Exercise prompt: In the copy, include every entry exactly but none of the images.

Supplied entries:
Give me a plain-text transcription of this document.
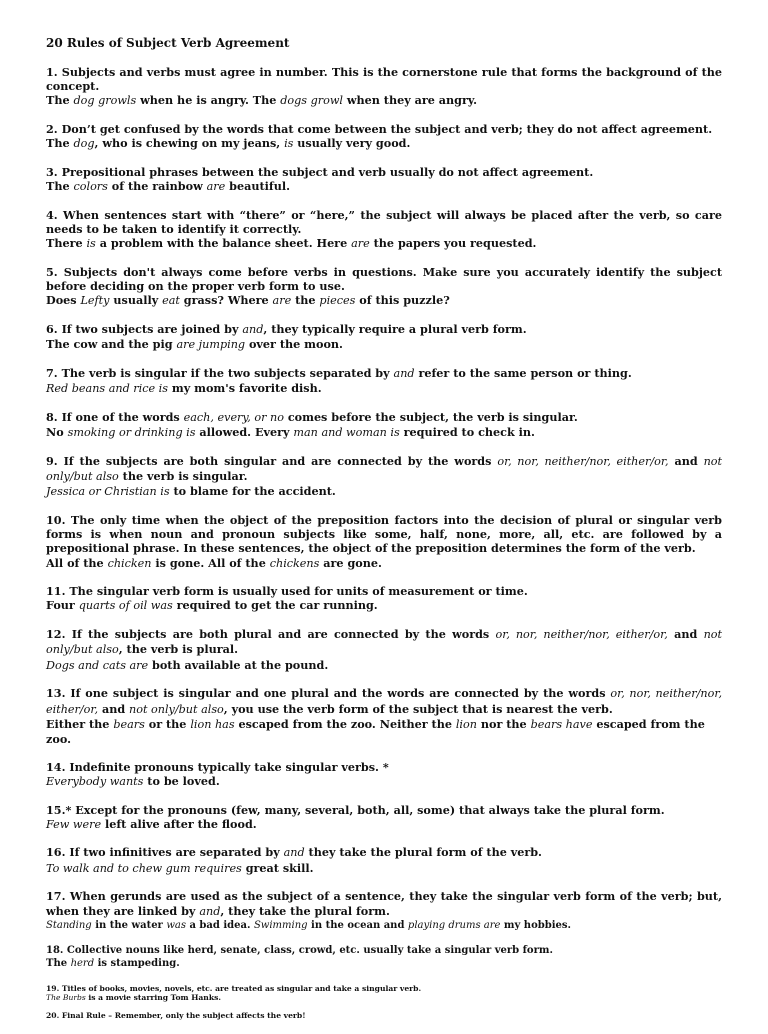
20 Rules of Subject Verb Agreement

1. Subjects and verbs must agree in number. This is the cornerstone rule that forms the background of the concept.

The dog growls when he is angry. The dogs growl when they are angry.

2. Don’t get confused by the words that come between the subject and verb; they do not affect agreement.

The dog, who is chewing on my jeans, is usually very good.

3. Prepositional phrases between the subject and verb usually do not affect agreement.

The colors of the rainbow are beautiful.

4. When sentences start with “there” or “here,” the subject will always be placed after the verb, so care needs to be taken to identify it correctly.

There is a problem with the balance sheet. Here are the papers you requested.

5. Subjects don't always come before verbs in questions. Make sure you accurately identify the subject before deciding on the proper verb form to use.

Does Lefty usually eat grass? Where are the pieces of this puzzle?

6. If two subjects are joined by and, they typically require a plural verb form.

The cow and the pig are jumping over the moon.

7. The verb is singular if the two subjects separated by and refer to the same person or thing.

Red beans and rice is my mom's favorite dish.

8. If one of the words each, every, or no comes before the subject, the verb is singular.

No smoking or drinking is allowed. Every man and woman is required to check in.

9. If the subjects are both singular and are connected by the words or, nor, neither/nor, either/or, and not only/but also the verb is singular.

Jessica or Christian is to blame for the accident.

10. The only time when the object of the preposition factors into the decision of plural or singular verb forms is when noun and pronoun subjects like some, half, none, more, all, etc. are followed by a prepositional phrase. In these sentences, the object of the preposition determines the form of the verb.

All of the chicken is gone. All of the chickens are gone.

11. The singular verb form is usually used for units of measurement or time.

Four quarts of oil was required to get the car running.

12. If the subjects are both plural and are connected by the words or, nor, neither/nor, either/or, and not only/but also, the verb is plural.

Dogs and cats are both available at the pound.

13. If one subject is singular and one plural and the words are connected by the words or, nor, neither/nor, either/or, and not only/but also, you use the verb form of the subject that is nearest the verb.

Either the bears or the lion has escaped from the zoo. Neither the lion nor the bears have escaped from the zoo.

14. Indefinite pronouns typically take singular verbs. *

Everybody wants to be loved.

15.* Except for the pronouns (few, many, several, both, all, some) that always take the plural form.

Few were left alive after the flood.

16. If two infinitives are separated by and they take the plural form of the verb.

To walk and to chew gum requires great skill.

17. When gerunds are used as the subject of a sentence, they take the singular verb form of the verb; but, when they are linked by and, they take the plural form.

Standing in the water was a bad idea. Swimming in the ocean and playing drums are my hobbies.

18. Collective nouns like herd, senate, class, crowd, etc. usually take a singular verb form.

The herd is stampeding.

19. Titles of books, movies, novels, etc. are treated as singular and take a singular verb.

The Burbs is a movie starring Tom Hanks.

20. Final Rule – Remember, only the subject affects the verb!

Solution:
Give me a plain-text transcription of this document.
20 Rules of Subject Verb Agreement

1. Subjects and verbs must agree in number. This is the cornerstone rule that forms the background of the concept.

The dog growls when he is angry. The dogs growl when they are angry.

2. Don’t get confused by the words that come between the subject and verb; they do not affect agreement.

The dog, who is chewing on my jeans, is usually very good.

3. Prepositional phrases between the subject and verb usually do not affect agreement.

The colors of the rainbow are beautiful.

4. When sentences start with “there” or “here,” the subject will always be placed after the verb, so care needs to be taken to identify it correctly.

There is a problem with the balance sheet. Here are the papers you requested.

5. Subjects don't always come before verbs in questions. Make sure you accurately identify the subject before deciding on the proper verb form to use.

Does Lefty usually eat grass? Where are the pieces of this puzzle?

6. If two subjects are joined by and, they typically require a plural verb form.

The cow and the pig are jumping over the moon.

7. The verb is singular if the two subjects separated by and refer to the same person or thing.

Red beans and rice is my mom's favorite dish.

8. If one of the words each, every, or no comes before the subject, the verb is singular.

No smoking or drinking is allowed. Every man and woman is required to check in.

9. If the subjects are both singular and are connected by the words or, nor, neither/nor, either/or, and not only/but also the verb is singular.

Jessica or Christian is to blame for the accident.

10. The only time when the object of the preposition factors into the decision of plural or singular verb forms is when noun and pronoun subjects like some, half, none, more, all, etc. are followed by a prepositional phrase. In these sentences, the object of the preposition determines the form of the verb.

All of the chicken is gone. All of the chickens are gone.

11. The singular verb form is usually used for units of measurement or time.

Four quarts of oil was required to get the car running.

12. If the subjects are both plural and are connected by the words or, nor, neither/nor, either/or, and not only/but also, the verb is plural.

Dogs and cats are both available at the pound.

13. If one subject is singular and one plural and the words are connected by the words or, nor, neither/nor, either/or, and not only/but also, you use the verb form of the subject that is nearest the verb.

Either the bears or the lion has escaped from the zoo. Neither the lion nor the bears have escaped from the zoo.

14. Indefinite pronouns typically take singular verbs. *

Everybody wants to be loved.

15.* Except for the pronouns (few, many, several, both, all, some) that always take the plural form.

Few were left alive after the flood.

16. If two infinitives are separated by and they take the plural form of the verb.

To walk and to chew gum requires great skill.

17. When gerunds are used as the subject of a sentence, they take the singular verb form of the verb; but, when they are linked by and, they take the plural form.

Standing in the water was a bad idea. Swimming in the ocean and playing drums are my hobbies.

18. Collective nouns like herd, senate, class, crowd, etc. usually take a singular verb form.

The herd is stampeding.

19. Titles of books, movies, novels, etc. are treated as singular and take a singular verb.

The Burbs is a movie starring Tom Hanks.

20. Final Rule – Remember, only the subject affects the verb!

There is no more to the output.